§ Written task: Output the material below in full, exactly as it is.

§ Information shown:

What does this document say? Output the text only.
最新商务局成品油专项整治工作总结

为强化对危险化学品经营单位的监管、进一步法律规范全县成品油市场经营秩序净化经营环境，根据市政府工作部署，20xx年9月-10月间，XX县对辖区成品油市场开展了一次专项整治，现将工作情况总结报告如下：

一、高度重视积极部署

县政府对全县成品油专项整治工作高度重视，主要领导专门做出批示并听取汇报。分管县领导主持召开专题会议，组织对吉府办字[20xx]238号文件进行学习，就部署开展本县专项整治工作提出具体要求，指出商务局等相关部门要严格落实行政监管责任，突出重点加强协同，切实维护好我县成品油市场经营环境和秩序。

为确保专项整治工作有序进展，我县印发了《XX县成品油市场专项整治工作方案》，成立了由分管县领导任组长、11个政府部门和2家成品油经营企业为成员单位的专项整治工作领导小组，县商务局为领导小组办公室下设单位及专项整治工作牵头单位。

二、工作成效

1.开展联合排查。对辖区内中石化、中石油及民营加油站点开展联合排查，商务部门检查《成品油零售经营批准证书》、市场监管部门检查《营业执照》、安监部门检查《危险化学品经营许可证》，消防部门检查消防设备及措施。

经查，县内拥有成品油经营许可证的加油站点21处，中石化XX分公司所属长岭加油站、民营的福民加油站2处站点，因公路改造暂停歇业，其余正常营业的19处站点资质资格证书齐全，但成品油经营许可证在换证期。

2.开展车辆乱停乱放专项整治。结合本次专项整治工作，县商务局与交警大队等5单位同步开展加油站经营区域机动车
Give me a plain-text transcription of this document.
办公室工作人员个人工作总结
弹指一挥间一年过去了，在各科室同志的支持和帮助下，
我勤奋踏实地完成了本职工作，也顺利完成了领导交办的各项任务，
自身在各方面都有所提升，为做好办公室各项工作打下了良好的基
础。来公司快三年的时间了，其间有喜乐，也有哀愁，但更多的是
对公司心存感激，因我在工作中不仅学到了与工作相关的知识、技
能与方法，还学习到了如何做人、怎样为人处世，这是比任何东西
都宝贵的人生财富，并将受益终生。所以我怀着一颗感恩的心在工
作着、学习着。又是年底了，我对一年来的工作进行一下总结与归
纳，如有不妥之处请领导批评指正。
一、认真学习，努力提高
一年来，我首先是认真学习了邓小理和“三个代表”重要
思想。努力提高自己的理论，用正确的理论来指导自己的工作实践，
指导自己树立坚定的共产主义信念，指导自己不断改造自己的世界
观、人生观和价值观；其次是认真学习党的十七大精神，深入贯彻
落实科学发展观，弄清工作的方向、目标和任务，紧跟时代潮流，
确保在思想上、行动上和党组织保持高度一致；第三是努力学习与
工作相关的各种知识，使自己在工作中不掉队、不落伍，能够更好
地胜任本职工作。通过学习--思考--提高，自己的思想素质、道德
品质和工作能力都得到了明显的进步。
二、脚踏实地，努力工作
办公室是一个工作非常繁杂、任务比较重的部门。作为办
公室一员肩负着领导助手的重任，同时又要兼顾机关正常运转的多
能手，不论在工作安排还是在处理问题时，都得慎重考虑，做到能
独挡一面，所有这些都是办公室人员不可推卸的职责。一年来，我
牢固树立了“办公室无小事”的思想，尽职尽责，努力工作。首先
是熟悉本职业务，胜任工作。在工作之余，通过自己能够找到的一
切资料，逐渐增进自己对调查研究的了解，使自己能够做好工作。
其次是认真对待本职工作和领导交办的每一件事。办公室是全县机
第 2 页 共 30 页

§ Worked solution:
What does this document say? Output the text only.
最新商务局成品油专项整治工作总结

为强化对危险化学品经营单位的监管、进一步法律规范全县成品油市场经营秩序净化经营环境，根据市政府工作部署，20xx年9月-10月间，XX县对辖区成品油市场开展了一次专项整治，现将工作情况总结报告如下：

一、高度重视积极部署

县政府对全县成品油专项整治工作高度重视，主要领导专门做出批示并听取汇报。分管县领导主持召开专题会议，组织对吉府办字[20xx]238号文件进行学习，就部署开展本县专项整治工作提出具体要求，指出商务局等相关部门要严格落实行政监管责任，突出重点加强协同，切实维护好我县成品油市场经营环境和秩序。

为确保专项整治工作有序进展，我县印发了《XX县成品油市场专项整治工作方案》，成立了由分管县领导任组长、11个政府部门和2家成品油经营企业为成员单位的专项整治工作领导小组，县商务局为领导小组办公室下设单位及专项整治工作牵头单位。

二、工作成效

1.开展联合排查。对辖区内中石化、中石油及民营加油站点开展联合排查，商务部门检查《成品油零售经营批准证书》、市场监管部门检查《营业执照》、安监部门检查《危险化学品经营许可证》，消防部门检查消防设备及措施。

经查，县内拥有成品油经营许可证的加油站点21处，中石化XX分公司所属长岭加油站、民营的福民加油站2处站点，因公路改造暂停歇业，其余正常营业的19处站点资质资格证书齐全，但成品油经营许可证在换证期。

2.开展车辆乱停乱放专项整治。结合本次专项整治工作，县商务局与交警大队等5单位同步开展加油站经营区域机动车
Give me a plain-text transcription of this document.
办公室工作人员个人工作总结
弹指一挥间一年过去了，在各科室同志的支持和帮助下，
我勤奋踏实地完成了本职工作，也顺利完成了领导交办的各项任务，
自身在各方面都有所提升，为做好办公室各项工作打下了良好的基
础。来公司快三年的时间了，其间有喜乐，也有哀愁，但更多的是
对公司心存感激，因我在工作中不仅学到了与工作相关的知识、技
能与方法，还学习到了如何做人、怎样为人处世，这是比任何东西
都宝贵的人生财富，并将受益终生。所以我怀着一颗感恩的心在工
作着、学习着。又是年底了，我对一年来的工作进行一下总结与归
纳，如有不妥之处请领导批评指正。
一、认真学习，努力提高
一年来，我首先是认真学习了邓小理和“三个代表”重要
思想。努力提高自己的理论，用正确的理论来指导自己的工作实践，
指导自己树立坚定的共产主义信念，指导自己不断改造自己的世界
观、人生观和价值观；其次是认真学习党的十七大精神，深入贯彻
落实科学发展观，弄清工作的方向、目标和任务，紧跟时代潮流，
确保在思想上、行动上和党组织保持高度一致；第三是努力学习与
工作相关的各种知识，使自己在工作中不掉队、不落伍，能够更好
地胜任本职工作。通过学习--思考--提高，自己的思想素质、道德
品质和工作能力都得到了明显的进步。
二、脚踏实地，努力工作
办公室是一个工作非常繁杂、任务比较重的部门。作为办
公室一员肩负着领导助手的重任，同时又要兼顾机关正常运转的多
能手，不论在工作安排还是在处理问题时，都得慎重考虑，做到能
独挡一面，所有这些都是办公室人员不可推卸的职责。一年来，我
牢固树立了“办公室无小事”的思想，尽职尽责，努力工作。首先
是熟悉本职业务，胜任工作。在工作之余，通过自己能够找到的一
切资料，逐渐增进自己对调查研究的了解，使自己能够做好工作。
其次是认真对待本职工作和领导交办的每一件事。办公室是全县机
第 2 页 共 30 页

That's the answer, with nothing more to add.